**Problem statement**
Lift out each line of the data that holds "title".
___ Record list ___
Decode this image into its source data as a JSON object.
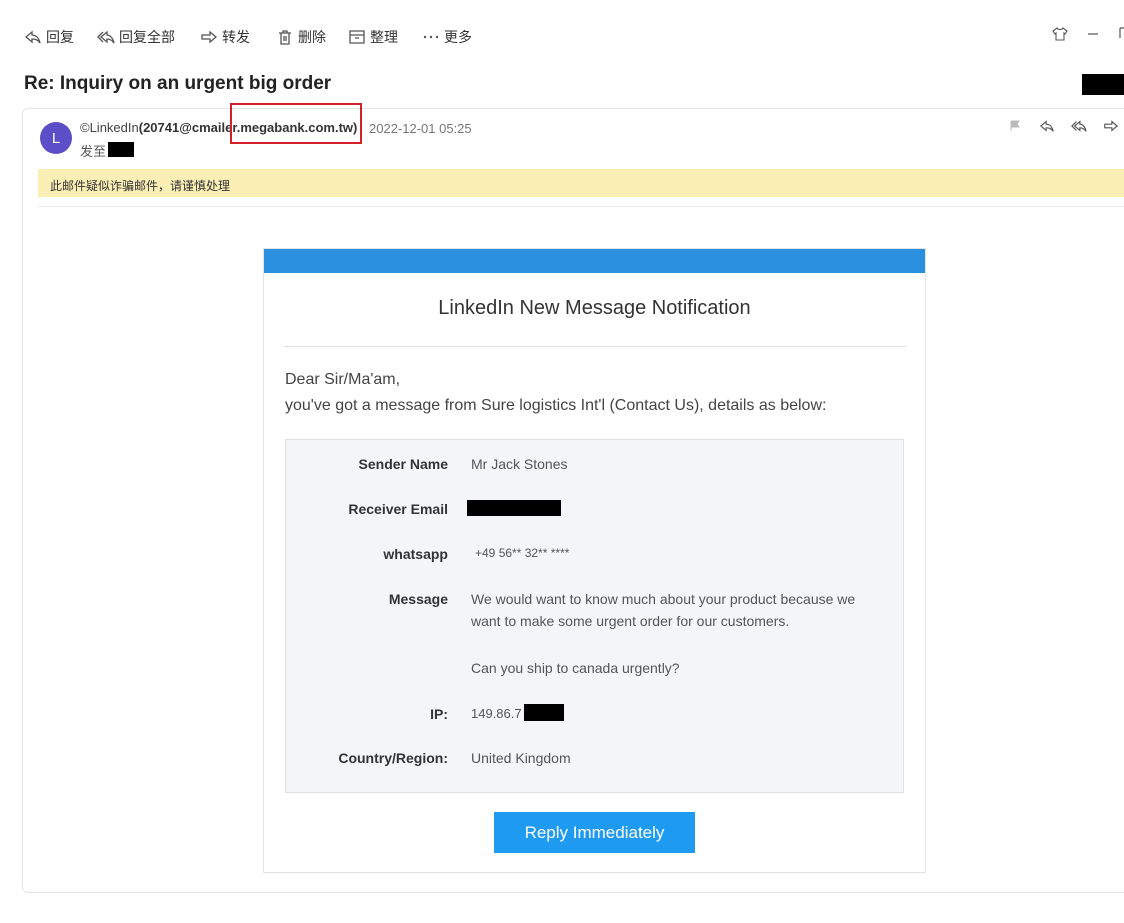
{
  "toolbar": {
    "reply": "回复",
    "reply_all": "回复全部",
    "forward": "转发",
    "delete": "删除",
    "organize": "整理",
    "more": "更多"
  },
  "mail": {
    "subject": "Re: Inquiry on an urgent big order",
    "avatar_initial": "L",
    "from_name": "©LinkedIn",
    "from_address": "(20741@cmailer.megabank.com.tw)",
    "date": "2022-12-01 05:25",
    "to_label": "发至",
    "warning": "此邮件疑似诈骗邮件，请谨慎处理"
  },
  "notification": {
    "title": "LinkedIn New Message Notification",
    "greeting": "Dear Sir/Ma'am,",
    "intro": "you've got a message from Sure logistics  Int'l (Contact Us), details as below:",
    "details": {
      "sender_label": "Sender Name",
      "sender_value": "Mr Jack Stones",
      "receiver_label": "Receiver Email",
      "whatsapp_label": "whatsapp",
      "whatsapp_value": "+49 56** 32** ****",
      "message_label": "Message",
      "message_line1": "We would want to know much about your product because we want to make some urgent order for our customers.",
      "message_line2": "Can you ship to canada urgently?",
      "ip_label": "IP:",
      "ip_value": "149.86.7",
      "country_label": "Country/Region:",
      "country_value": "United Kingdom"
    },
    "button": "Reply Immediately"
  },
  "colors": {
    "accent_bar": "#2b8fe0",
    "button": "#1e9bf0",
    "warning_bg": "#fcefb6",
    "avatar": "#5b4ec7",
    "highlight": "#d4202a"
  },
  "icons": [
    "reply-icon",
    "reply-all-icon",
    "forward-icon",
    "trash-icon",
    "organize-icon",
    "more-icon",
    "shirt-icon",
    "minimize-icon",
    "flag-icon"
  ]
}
___
___ Record list ___
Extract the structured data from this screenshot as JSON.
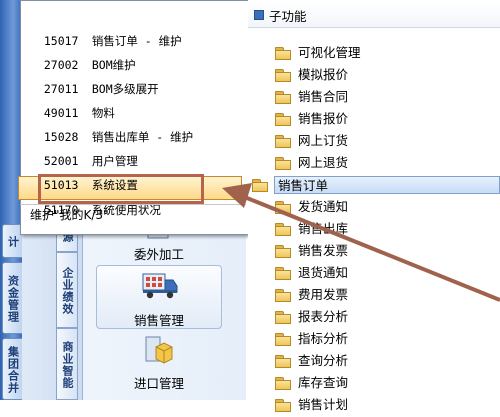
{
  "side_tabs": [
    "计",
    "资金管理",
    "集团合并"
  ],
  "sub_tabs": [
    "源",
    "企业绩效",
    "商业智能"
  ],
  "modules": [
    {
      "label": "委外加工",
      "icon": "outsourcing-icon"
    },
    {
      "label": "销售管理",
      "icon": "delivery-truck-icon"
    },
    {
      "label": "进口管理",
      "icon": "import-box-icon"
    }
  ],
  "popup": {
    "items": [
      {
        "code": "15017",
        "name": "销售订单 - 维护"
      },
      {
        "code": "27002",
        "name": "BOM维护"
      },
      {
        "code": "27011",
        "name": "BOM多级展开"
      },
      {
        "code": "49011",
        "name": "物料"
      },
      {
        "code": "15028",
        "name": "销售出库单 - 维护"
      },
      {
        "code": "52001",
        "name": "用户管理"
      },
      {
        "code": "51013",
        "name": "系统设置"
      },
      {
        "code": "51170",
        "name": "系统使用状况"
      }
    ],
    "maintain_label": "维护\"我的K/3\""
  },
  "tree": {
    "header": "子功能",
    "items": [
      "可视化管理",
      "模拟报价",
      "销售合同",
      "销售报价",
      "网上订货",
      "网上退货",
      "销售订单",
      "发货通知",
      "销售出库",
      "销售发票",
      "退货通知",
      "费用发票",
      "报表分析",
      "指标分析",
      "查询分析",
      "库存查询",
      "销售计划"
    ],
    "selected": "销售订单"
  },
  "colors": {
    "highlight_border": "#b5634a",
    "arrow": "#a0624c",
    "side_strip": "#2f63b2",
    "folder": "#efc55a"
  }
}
___
___ Record list ___
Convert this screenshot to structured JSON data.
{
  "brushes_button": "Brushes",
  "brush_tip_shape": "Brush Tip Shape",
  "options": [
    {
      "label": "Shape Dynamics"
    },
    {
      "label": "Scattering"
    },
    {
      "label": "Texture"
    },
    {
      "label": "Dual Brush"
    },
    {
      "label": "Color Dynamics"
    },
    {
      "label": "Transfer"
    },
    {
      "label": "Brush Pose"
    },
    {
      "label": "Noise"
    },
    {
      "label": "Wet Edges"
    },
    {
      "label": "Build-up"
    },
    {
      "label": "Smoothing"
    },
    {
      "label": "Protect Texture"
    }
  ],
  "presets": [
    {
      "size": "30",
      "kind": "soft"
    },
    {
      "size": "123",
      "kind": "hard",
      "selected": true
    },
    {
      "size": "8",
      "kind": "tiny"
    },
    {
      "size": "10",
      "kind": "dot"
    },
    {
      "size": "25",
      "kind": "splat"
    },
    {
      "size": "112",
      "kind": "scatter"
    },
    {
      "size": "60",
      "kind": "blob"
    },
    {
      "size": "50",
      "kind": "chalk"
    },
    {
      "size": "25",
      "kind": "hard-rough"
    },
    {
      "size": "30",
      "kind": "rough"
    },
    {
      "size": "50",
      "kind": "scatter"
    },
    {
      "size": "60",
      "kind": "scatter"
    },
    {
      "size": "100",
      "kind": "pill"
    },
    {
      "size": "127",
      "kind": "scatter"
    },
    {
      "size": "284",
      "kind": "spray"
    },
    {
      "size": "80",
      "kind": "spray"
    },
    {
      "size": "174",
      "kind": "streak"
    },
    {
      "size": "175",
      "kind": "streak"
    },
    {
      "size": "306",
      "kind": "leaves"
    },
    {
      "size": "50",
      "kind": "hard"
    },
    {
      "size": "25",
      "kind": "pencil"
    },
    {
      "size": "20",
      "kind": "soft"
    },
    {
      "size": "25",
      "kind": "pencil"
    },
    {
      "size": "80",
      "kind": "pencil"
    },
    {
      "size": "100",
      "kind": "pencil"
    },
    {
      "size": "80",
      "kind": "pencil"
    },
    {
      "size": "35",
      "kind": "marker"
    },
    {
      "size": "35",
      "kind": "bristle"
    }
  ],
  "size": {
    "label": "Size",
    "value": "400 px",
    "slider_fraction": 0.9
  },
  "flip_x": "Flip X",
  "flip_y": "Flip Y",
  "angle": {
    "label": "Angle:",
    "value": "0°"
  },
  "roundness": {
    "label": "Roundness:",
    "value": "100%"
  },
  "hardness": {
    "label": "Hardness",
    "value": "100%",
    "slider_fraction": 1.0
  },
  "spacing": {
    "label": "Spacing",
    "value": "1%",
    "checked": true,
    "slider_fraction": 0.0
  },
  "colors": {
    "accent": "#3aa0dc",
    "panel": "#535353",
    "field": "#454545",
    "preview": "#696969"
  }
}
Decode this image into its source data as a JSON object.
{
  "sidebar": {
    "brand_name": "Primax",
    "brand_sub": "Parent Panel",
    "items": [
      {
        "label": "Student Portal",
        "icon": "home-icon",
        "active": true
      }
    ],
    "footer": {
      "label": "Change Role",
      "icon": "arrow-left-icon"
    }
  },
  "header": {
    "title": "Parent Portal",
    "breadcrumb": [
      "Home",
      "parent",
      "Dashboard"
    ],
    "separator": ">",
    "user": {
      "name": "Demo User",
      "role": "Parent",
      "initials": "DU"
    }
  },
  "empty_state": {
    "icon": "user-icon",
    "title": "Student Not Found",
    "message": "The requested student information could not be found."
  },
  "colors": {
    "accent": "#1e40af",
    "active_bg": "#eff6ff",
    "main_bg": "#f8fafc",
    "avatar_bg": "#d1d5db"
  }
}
___
**Response to this task**
    "title": "LinkedIn New Message Notification",
    "title": "Parent Portal",
    "title": "Student Not Found",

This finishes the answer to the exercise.